§ **TASK DETAILS**
Write out every line of the records below as a JSON list of strings, one string per line, omitting blank lines.

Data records

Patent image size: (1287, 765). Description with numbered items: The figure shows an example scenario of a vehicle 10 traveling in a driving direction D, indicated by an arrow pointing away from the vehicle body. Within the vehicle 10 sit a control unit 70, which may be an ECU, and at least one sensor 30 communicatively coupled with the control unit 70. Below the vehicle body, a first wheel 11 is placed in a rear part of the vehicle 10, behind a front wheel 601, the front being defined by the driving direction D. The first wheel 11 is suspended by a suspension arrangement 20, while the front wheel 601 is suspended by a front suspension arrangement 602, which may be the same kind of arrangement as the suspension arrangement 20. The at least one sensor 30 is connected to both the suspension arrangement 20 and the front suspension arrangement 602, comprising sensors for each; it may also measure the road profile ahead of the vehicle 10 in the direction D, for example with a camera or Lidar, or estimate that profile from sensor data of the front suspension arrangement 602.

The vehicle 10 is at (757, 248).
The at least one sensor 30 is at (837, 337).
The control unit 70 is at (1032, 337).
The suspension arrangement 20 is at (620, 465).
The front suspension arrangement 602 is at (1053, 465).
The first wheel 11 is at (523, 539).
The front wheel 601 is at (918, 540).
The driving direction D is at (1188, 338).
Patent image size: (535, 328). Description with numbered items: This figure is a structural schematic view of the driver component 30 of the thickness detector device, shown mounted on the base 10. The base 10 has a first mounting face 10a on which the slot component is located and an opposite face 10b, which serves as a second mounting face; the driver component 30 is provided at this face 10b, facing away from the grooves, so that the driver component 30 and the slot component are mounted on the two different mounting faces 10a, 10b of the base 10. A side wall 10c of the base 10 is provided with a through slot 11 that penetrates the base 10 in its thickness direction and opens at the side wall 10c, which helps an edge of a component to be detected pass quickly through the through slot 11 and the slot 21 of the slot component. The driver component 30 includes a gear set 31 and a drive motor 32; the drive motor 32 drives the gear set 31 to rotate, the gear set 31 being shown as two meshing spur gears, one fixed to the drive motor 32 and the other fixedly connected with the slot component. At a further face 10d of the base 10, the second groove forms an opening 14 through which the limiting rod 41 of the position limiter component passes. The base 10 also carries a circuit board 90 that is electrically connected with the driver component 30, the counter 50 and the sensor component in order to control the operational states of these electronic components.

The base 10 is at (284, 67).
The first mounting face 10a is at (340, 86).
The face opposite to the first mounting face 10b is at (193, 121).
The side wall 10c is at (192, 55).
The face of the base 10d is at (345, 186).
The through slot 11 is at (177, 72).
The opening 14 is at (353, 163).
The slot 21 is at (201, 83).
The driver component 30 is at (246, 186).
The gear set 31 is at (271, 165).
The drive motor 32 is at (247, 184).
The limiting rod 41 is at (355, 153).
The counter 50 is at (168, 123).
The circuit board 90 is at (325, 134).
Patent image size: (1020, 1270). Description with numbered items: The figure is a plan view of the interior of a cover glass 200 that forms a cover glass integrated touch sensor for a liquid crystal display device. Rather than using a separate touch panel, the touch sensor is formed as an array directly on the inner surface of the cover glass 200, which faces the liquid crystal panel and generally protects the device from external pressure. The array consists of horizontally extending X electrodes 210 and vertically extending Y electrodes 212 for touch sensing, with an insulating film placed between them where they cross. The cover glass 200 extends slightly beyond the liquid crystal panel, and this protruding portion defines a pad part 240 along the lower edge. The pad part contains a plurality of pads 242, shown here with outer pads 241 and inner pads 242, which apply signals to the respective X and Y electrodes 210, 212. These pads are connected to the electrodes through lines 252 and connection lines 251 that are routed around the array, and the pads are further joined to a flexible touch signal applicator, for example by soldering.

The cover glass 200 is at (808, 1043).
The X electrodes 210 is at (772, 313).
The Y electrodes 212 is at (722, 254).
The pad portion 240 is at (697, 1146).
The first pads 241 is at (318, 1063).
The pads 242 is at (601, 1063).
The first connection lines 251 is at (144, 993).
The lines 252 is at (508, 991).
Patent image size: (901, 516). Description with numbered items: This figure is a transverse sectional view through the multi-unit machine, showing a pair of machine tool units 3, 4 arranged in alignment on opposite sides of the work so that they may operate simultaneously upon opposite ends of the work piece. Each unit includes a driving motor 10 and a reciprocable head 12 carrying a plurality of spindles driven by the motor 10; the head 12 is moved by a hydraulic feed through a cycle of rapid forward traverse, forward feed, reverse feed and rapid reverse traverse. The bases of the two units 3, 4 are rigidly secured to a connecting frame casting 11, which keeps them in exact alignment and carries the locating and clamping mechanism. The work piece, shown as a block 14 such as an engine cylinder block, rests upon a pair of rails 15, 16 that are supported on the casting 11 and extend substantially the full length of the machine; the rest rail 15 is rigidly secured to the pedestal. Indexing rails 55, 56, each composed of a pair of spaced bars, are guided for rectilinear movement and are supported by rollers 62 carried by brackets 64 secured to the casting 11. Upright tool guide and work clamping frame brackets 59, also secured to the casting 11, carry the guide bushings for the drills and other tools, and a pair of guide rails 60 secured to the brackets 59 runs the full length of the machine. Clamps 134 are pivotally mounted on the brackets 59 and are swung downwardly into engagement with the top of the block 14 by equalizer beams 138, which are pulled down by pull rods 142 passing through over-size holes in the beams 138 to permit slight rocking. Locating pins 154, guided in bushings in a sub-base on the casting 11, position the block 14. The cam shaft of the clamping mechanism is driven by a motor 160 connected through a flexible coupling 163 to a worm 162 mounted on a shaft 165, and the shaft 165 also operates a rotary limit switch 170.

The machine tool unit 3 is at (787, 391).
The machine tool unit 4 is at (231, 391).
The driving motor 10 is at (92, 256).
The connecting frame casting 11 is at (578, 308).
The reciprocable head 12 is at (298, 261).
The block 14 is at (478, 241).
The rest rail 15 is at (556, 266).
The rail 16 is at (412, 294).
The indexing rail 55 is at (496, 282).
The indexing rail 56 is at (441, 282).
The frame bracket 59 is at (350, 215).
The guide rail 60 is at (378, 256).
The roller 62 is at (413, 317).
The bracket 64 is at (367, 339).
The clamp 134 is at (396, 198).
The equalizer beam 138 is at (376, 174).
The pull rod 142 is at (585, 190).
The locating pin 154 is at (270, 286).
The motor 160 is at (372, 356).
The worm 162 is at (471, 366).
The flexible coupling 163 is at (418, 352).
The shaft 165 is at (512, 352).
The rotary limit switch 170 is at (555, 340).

§ **EXERCISE ANSWER**
[
  "Patent image size: (1287, 765). Description with numbered items: The figure shows an example scenario of a vehicle 10 traveling in a driving direction D, indicated by an arrow pointing away from the vehicle body. Within the vehicle 10 sit a control unit 70, which may be an ECU, and at least one sensor 30 communicatively coupled with the control unit 70. Below the vehicle body, a first wheel 11 is placed in a rear part of the vehicle 10, behind a front wheel 601, the front being defined by the driving direction D. The first wheel 11 is suspended by a suspension arrangement 20, while the front wheel 601 is suspended by a front suspension arrangement 602, which may be the same kind of arrangement as the suspension arrangement 20. The at least one sensor 30 is connected to both the suspension arrangement 20 and the front suspension arrangement 602, comprising sensors for each; it may also measure the road profile ahead of the vehicle 10 in the direction D, for example with a camera or Lidar, or estimate that profile from sensor data of the front suspension arrangement 602.",
  "The vehicle 10 is at (757, 248).",
  "The at least one sensor 30 is at (837, 337).",
  "The control unit 70 is at (1032, 337).",
  "The suspension arrangement 20 is at (620, 465).",
  "The front suspension arrangement 602 is at (1053, 465).",
  "The first wheel 11 is at (523, 539).",
  "The front wheel 601 is at (918, 540).",
  "The driving direction D is at (1188, 338).",
  "Patent image size: (535, 328). Description with numbered items: This figure is a structural schematic view of the driver component 30 of the thickness detector device, shown mounted on the base 10. The base 10 has a first mounting face 10a on which the slot component is located and an opposite face 10b, which serves as a second mounting face; the driver component 30 is provided at this face 10b, facing away from the grooves, so that the driver component 30 and the slot component are mounted on the two different mounting faces 10a, 10b of the base 10. A side wall 10c of the base 10 is provided with a through slot 11 that penetrates the base 10 in its thickness direction and opens at the side wall 10c, which helps an edge of a component to be detected pass quickly through the through slot 11 and the slot 21 of the slot component. The driver component 30 includes a gear set 31 and a drive motor 32; the drive motor 32 drives the gear set 31 to rotate, the gear set 31 being shown as two meshing spur gears, one fixed to the drive motor 32 and the other fixedly connected with the slot component. At a further face 10d of the base 10, the second groove forms an opening 14 through which the limiting rod 41 of the position limiter component passes. The base 10 also carries a circuit board 90 that is electrically connected with the driver component 30, the counter 50 and the sensor component in order to control the operational states of these electronic components.",
  "The base 10 is at (284, 67).",
  "The first mounting face 10a is at (340, 86).",
  "The face opposite to the first mounting face 10b is at (193, 121).",
  "The side wall 10c is at (192, 55).",
  "The face of the base 10d is at (345, 186).",
  "The through slot 11 is at (177, 72).",
  "The opening 14 is at (353, 163).",
  "The slot 21 is at (201, 83).",
  "The driver component 30 is at (246, 186).",
  "The gear set 31 is at (271, 165).",
  "The drive motor 32 is at (247, 184).",
  "The limiting rod 41 is at (355, 153).",
  "The counter 50 is at (168, 123).",
  "The circuit board 90 is at (325, 134).",
  "Patent image size: (1020, 1270). Description with numbered items: The figure is a plan view of the interior of a cover glass 200 that forms a cover glass integrated touch sensor for a liquid crystal display device. Rather than using a separate touch panel, the touch sensor is formed as an array directly on the inner surface of the cover glass 200, which faces the liquid crystal panel and generally protects the device from external pressure. The array consists of horizontally extending X electrodes 210 and vertically extending Y electrodes 212 for touch sensing, with an insulating film placed between them where they cross. The cover glass 200 extends slightly beyond the liquid crystal panel, and this protruding portion defines a pad part 240 along the lower edge. The pad part contains a plurality of pads 242, shown here with outer pads 241 and inner pads 242, which apply signals to the respective X and Y electrodes 210, 212. These pads are connected to the electrodes through lines 252 and connection lines 251 that are routed around the array, and the pads are further joined to a flexible touch signal applicator, for example by soldering.",
  "The cover glass 200 is at (808, 1043).",
  "The X electrodes 210 is at (772, 313).",
  "The Y electrodes 212 is at (722, 254).",
  "The pad portion 240 is at (697, 1146).",
  "The first pads 241 is at (318, 1063).",
  "The pads 242 is at (601, 1063).",
  "The first connection lines 251 is at (144, 993).",
  "The lines 252 is at (508, 991).",
  "Patent image size: (901, 516). Description with numbered items: This figure is a transverse sectional view through the multi-unit machine, showing a pair of machine tool units 3, 4 arranged in alignment on opposite sides of the work so that they may operate simultaneously upon opposite ends of the work piece. Each unit includes a driving motor 10 and a reciprocable head 12 carrying a plurality of spindles driven by the motor 10; the head 12 is moved by a hydraulic feed through a cycle of rapid forward traverse, forward feed, reverse feed and rapid reverse traverse. The bases of the two units 3, 4 are rigidly secured to a connecting frame casting 11, which keeps them in exact alignment and carries the locating and clamping mechanism. The work piece, shown as a block 14 such as an engine cylinder block, rests upon a pair of rails 15, 16 that are supported on the casting 11 and extend substantially the full length of the machine; the rest rail 15 is rigidly secured to the pedestal. Indexing rails 55, 56, each composed of a pair of spaced bars, are guided for rectilinear movement and are supported by rollers 62 carried by brackets 64 secured to the casting 11. Upright tool guide and work clamping frame brackets 59, also secured to the casting 11, carry the guide bushings for the drills and other tools, and a pair of guide rails 60 secured to the brackets 59 runs the full length of the machine. Clamps 134 are pivotally mounted on the brackets 59 and are swung downwardly into engagement with the top of the block 14 by equalizer beams 138, which are pulled down by pull rods 142 passing through over-size holes in the beams 138 to permit slight rocking. Locating pins 154, guided in bushings in a sub-base on the casting 11, position the block 14. The cam shaft of the clamping mechanism is driven by a motor 160 connected through a flexible coupling 163 to a worm 162 mounted on a shaft 165, and the shaft 165 also operates a rotary limit switch 170.",
  "The machine tool unit 3 is at (787, 391).",
  "The machine tool unit 4 is at (231, 391).",
  "The driving motor 10 is at (92, 256).",
  "The connecting frame casting 11 is at (578, 308).",
  "The reciprocable head 12 is at (298, 261).",
  "The block 14 is at (478, 241).",
  "The rest rail 15 is at (556, 266).",
  "The rail 16 is at (412, 294).",
  "The indexing rail 55 is at (496, 282).",
  "The indexing rail 56 is at (441, 282).",
  "The frame bracket 59 is at (350, 215).",
  "The guide rail 60 is at (378, 256).",
  "The roller 62 is at (413, 317).",
  "The bracket 64 is at (367, 339).",
  "The clamp 134 is at (396, 198).",
  "The equalizer beam 138 is at (376, 174).",
  "The pull rod 142 is at (585, 190).",
  "The locating pin 154 is at (270, 286).",
  "The motor 160 is at (372, 356).",
  "The worm 162 is at (471, 366).",
  "The flexible coupling 163 is at (418, 352).",
  "The shaft 165 is at (512, 352).",
  "The rotary limit switch 170 is at (555, 340)."
]